**Request:** Set down the records once more, please, exactly and with the pictures left out.

**Exercise input:**

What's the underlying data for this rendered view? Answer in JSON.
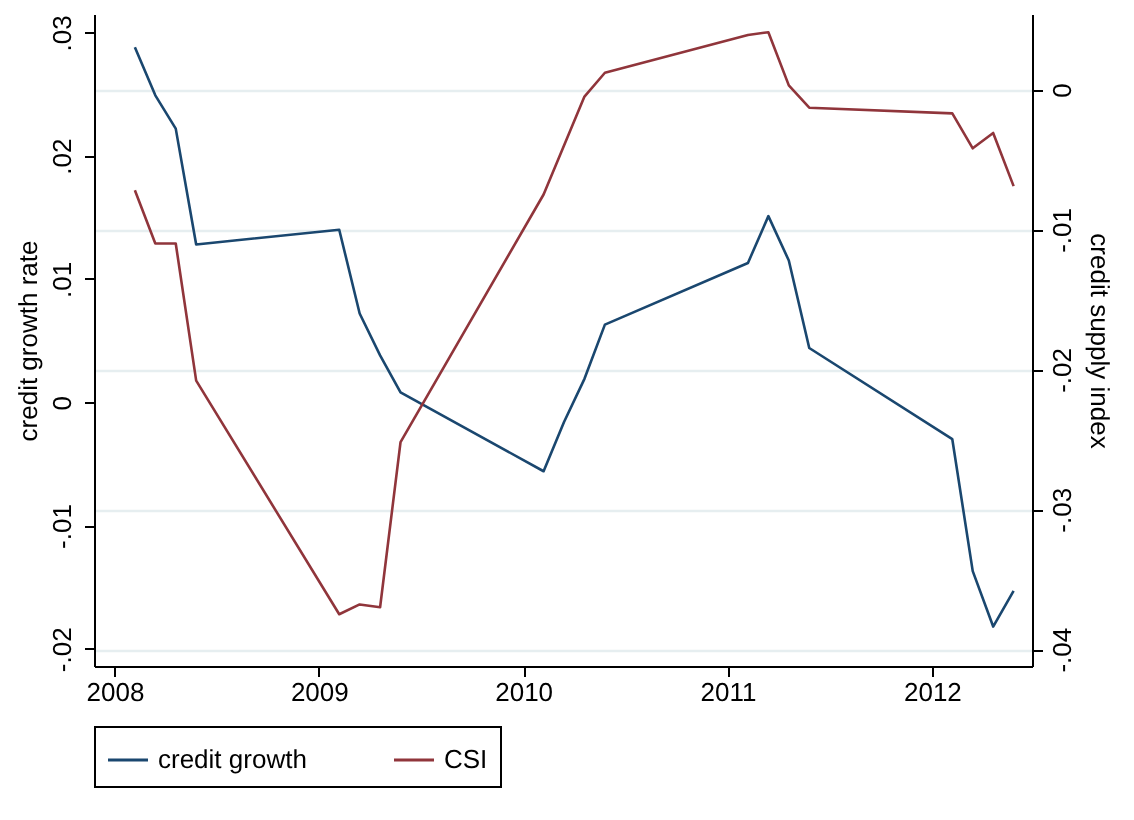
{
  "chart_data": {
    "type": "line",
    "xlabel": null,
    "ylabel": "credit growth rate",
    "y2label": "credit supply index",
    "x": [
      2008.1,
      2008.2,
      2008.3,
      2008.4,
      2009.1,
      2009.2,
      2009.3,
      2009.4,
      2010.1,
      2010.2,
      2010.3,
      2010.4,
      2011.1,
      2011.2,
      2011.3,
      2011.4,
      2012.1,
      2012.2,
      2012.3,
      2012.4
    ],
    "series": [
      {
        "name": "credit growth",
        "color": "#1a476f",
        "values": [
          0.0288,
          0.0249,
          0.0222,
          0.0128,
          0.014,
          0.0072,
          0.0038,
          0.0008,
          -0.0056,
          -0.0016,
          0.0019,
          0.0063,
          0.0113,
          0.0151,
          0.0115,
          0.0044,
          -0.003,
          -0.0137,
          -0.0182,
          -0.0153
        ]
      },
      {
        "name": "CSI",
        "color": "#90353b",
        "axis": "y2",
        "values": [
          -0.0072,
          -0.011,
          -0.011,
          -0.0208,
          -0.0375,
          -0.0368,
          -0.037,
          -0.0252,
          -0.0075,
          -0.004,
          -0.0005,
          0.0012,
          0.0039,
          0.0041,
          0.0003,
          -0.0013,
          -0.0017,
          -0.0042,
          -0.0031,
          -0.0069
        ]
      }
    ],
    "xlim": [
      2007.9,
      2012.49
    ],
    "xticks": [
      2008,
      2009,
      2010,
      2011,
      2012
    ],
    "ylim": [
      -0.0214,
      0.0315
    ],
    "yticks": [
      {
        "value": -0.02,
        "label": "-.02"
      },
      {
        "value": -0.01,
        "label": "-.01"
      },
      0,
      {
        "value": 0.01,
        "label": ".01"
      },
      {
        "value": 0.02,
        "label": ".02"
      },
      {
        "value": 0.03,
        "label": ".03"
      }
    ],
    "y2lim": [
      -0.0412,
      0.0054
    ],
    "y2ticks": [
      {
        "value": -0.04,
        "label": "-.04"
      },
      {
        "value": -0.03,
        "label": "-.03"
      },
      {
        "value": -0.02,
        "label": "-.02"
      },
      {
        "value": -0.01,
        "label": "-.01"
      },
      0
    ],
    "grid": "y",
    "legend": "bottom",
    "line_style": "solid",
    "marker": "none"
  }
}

**Full output:**
What's the underlying data for this rendered view? Answer in JSON.
{
  "chart_data": {
    "type": "line",
    "xlabel": null,
    "ylabel": "credit growth rate",
    "y2label": "credit supply index",
    "x": [
      2008.1,
      2008.2,
      2008.3,
      2008.4,
      2009.1,
      2009.2,
      2009.3,
      2009.4,
      2010.1,
      2010.2,
      2010.3,
      2010.4,
      2011.1,
      2011.2,
      2011.3,
      2011.4,
      2012.1,
      2012.2,
      2012.3,
      2012.4
    ],
    "series": [
      {
        "name": "credit growth",
        "color": "#1a476f",
        "values": [
          0.0288,
          0.0249,
          0.0222,
          0.0128,
          0.014,
          0.0072,
          0.0038,
          0.0008,
          -0.0056,
          -0.0016,
          0.0019,
          0.0063,
          0.0113,
          0.0151,
          0.0115,
          0.0044,
          -0.003,
          -0.0137,
          -0.0182,
          -0.0153
        ]
      },
      {
        "name": "CSI",
        "color": "#90353b",
        "axis": "y2",
        "values": [
          -0.0072,
          -0.011,
          -0.011,
          -0.0208,
          -0.0375,
          -0.0368,
          -0.037,
          -0.0252,
          -0.0075,
          -0.004,
          -0.0005,
          0.0012,
          0.0039,
          0.0041,
          0.0003,
          -0.0013,
          -0.0017,
          -0.0042,
          -0.0031,
          -0.0069
        ]
      }
    ],
    "xlim": [
      2007.9,
      2012.49
    ],
    "xticks": [
      2008,
      2009,
      2010,
      2011,
      2012
    ],
    "ylim": [
      -0.0214,
      0.0315
    ],
    "yticks": [
      {
        "value": -0.02,
        "label": "-.02"
      },
      {
        "value": -0.01,
        "label": "-.01"
      },
      0,
      {
        "value": 0.01,
        "label": ".01"
      },
      {
        "value": 0.02,
        "label": ".02"
      },
      {
        "value": 0.03,
        "label": ".03"
      }
    ],
    "y2lim": [
      -0.0412,
      0.0054
    ],
    "y2ticks": [
      {
        "value": -0.04,
        "label": "-.04"
      },
      {
        "value": -0.03,
        "label": "-.03"
      },
      {
        "value": -0.02,
        "label": "-.02"
      },
      {
        "value": -0.01,
        "label": "-.01"
      },
      0
    ],
    "grid": "y",
    "legend": "bottom",
    "line_style": "solid",
    "marker": "none"
  }
}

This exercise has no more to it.